■ WHAT IS BEING ASKED ■
From the listing below, pull out all lines with "Human" in them.

■ SUPPLIED ENTRIES ■
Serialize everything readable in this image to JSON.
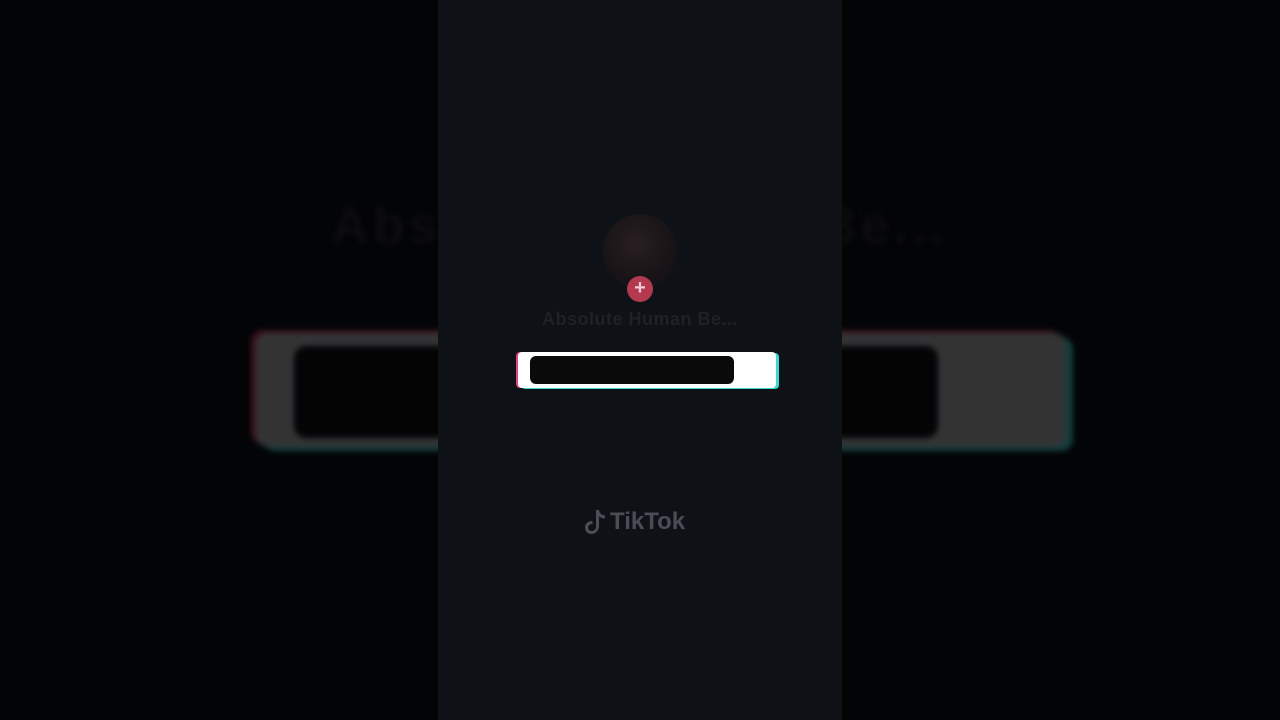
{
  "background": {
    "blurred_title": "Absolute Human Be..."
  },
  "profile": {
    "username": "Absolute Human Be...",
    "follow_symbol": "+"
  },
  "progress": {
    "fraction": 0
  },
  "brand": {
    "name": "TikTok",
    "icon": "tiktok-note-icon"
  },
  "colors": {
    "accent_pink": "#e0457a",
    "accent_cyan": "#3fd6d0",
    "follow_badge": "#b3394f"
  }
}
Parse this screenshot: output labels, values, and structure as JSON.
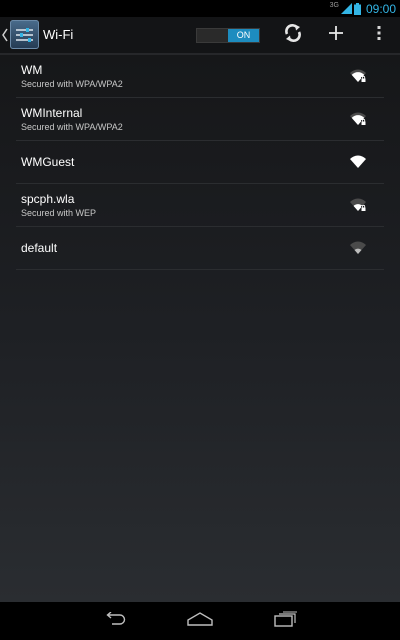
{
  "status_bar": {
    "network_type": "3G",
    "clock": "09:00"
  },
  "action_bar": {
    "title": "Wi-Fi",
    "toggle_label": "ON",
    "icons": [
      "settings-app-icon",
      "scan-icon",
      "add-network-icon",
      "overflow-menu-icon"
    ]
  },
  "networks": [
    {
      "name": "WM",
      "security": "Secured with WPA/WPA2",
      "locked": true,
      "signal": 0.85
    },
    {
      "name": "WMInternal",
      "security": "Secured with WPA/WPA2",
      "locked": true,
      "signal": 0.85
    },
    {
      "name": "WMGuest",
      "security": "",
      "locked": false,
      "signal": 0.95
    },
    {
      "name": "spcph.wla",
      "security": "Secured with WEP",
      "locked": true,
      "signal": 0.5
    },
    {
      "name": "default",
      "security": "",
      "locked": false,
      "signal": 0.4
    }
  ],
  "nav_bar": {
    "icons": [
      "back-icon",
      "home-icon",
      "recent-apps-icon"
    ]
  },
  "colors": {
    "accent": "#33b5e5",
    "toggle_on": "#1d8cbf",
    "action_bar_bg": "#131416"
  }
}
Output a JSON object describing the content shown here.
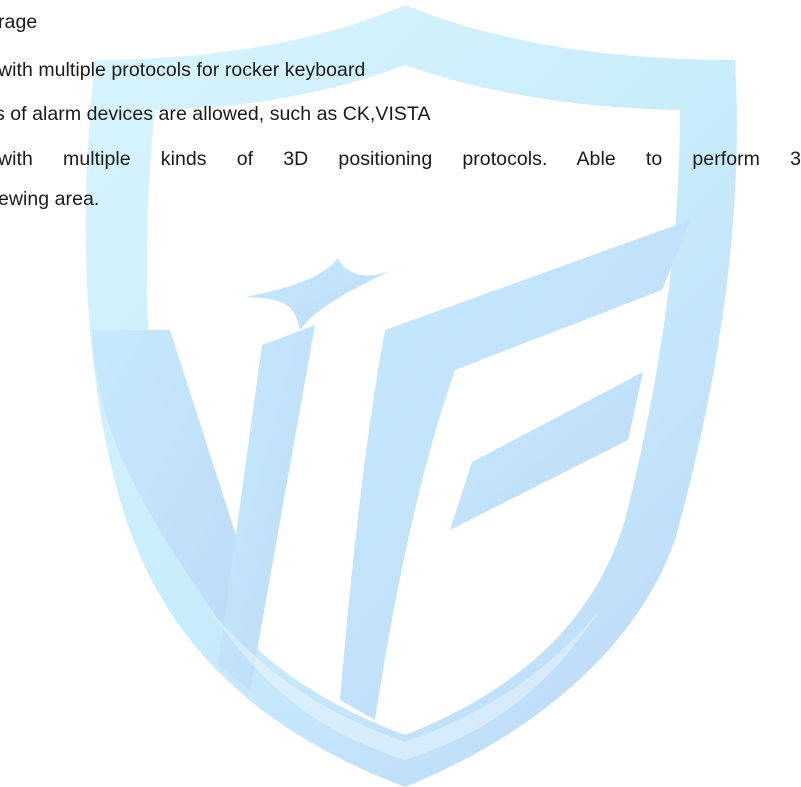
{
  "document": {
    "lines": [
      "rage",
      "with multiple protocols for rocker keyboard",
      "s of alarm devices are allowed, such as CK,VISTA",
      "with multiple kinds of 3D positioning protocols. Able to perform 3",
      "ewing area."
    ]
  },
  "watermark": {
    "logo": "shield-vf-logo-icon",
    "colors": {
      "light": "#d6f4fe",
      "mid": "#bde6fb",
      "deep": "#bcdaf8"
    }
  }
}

--

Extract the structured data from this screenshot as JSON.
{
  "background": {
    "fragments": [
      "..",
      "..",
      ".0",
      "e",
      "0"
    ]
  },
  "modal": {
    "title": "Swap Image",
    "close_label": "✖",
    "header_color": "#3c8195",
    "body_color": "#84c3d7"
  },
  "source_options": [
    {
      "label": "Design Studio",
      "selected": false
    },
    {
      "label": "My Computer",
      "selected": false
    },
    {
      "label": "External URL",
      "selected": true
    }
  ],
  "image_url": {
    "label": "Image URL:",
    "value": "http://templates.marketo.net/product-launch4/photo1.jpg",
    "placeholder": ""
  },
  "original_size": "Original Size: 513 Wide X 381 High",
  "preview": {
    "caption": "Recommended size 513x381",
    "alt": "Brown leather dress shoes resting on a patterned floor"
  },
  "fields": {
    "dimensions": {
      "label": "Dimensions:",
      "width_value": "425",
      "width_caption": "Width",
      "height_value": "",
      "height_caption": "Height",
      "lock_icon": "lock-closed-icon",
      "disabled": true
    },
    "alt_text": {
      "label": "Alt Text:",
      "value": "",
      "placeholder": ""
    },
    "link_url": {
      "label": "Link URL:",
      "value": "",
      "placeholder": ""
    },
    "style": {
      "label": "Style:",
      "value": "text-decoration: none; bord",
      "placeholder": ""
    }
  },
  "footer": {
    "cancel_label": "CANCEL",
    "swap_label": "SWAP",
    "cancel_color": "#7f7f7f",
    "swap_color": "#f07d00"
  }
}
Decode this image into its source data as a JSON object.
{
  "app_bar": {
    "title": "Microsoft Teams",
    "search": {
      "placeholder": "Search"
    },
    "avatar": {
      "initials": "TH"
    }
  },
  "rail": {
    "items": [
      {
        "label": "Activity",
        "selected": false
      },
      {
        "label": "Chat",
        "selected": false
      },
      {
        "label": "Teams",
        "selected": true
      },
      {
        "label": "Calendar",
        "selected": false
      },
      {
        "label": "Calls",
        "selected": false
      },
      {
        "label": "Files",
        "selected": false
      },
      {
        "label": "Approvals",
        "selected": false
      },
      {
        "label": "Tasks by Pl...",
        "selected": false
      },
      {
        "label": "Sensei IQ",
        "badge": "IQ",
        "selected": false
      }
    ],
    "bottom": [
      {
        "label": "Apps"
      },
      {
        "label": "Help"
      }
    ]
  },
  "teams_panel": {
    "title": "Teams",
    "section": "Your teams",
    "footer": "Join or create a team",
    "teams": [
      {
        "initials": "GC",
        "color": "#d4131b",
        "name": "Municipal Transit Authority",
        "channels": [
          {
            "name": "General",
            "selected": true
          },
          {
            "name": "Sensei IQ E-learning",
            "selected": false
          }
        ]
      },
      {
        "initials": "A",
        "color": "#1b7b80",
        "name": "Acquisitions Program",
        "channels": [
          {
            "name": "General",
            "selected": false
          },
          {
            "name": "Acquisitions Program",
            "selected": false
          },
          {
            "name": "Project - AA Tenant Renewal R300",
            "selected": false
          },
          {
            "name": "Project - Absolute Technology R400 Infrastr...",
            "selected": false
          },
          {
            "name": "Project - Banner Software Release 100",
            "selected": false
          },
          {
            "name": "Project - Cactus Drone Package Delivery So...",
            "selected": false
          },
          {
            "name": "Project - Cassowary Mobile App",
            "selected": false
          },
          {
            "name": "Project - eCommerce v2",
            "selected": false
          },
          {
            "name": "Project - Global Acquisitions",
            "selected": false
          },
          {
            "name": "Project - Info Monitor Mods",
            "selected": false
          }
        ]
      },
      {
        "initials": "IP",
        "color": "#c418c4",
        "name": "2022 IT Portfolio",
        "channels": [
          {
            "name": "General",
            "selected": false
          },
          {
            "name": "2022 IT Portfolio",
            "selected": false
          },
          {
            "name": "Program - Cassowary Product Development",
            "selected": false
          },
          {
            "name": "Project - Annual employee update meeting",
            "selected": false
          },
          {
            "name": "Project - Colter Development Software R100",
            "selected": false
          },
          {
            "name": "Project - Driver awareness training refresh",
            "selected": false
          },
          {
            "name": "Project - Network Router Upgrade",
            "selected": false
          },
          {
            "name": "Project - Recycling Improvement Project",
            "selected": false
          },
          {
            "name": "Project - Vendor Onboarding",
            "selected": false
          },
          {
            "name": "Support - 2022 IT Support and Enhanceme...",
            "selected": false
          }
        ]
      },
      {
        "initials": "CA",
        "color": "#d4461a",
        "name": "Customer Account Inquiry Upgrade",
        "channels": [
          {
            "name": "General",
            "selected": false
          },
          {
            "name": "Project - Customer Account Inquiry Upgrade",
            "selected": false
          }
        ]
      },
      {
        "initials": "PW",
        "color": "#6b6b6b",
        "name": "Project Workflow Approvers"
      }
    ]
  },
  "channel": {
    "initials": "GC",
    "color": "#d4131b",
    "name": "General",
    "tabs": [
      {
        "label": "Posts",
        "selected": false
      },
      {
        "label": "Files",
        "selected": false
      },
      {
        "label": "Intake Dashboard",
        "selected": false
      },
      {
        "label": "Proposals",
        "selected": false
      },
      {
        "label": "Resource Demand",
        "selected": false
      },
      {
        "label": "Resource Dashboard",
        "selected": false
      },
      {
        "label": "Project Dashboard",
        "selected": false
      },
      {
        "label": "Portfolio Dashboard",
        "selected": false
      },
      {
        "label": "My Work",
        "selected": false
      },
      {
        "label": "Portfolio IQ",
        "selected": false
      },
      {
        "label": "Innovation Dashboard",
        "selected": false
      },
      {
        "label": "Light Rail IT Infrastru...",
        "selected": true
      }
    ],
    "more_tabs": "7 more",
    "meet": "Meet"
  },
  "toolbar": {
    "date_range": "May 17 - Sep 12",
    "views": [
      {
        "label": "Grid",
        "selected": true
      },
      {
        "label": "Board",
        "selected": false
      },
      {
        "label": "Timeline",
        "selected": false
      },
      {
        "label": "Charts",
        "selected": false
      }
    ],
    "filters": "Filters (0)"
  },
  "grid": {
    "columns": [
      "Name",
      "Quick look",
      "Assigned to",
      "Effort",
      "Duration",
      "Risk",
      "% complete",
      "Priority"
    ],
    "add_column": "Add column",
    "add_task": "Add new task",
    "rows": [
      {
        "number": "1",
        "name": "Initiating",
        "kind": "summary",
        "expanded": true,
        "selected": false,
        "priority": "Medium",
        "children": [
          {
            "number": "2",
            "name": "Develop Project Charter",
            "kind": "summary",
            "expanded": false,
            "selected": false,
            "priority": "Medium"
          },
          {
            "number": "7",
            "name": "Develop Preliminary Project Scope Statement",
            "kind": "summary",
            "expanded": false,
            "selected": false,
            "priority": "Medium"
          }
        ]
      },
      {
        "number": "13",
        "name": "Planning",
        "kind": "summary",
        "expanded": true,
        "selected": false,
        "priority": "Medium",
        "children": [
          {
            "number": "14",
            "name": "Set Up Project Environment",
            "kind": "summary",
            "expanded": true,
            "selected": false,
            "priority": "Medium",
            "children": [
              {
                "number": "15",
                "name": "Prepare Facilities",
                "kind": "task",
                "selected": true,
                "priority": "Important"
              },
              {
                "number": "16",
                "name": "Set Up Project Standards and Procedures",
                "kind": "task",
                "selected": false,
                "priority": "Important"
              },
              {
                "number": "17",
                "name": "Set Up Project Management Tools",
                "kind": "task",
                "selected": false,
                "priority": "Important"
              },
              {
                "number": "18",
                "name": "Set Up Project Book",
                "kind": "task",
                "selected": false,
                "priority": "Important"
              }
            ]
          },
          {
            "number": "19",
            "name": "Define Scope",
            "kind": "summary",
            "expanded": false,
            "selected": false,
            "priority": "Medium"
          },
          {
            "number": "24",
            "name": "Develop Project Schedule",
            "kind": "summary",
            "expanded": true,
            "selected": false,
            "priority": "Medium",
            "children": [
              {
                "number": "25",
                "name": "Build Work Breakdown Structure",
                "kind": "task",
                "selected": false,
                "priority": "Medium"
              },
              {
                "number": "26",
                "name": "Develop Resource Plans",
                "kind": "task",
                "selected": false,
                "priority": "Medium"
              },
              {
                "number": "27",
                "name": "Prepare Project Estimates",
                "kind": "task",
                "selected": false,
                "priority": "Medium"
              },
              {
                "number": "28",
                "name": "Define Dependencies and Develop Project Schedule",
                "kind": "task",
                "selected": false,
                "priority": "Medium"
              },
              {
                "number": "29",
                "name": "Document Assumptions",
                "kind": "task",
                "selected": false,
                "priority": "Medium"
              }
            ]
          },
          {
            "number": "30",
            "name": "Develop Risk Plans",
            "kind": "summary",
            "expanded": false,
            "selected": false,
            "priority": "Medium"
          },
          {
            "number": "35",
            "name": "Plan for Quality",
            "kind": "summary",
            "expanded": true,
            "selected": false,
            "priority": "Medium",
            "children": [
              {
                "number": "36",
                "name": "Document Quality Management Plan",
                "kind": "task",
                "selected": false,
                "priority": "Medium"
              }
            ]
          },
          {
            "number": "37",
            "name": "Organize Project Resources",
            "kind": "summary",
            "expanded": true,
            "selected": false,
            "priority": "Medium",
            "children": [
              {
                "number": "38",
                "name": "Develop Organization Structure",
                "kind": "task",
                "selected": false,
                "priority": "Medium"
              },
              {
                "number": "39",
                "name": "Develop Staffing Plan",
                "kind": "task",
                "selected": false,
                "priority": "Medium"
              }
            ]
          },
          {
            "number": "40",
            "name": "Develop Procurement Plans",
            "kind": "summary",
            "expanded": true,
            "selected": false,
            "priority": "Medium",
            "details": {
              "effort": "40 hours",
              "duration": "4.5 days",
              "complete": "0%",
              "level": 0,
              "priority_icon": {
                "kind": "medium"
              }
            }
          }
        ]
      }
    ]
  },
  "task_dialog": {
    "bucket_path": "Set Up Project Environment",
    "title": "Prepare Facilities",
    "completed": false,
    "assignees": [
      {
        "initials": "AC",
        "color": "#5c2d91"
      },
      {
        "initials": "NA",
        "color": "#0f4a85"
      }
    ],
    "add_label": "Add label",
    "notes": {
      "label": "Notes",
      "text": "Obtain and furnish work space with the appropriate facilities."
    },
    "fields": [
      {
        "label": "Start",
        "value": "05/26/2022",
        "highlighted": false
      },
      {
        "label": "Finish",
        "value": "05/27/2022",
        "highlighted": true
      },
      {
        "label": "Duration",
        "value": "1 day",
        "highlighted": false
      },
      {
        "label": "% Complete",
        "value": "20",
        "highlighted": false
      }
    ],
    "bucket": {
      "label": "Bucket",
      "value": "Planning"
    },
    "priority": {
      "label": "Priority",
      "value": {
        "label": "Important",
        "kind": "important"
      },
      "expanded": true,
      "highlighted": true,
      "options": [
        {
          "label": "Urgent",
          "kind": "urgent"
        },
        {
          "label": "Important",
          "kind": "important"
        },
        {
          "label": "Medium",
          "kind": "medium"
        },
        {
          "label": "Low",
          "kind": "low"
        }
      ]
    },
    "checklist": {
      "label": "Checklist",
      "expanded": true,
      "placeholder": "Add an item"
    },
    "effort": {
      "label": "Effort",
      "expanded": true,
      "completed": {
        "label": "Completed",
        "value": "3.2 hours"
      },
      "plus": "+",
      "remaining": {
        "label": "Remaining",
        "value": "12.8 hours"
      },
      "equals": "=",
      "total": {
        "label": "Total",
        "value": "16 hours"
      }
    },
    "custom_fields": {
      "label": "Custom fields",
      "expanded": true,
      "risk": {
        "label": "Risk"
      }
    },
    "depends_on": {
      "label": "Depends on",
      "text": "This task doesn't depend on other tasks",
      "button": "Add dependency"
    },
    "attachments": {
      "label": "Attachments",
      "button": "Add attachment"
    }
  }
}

■ RESULT OF THE TASK ■
    "blurred_title": "Absolute Human Be..."
    "username": "Absolute Human Be...",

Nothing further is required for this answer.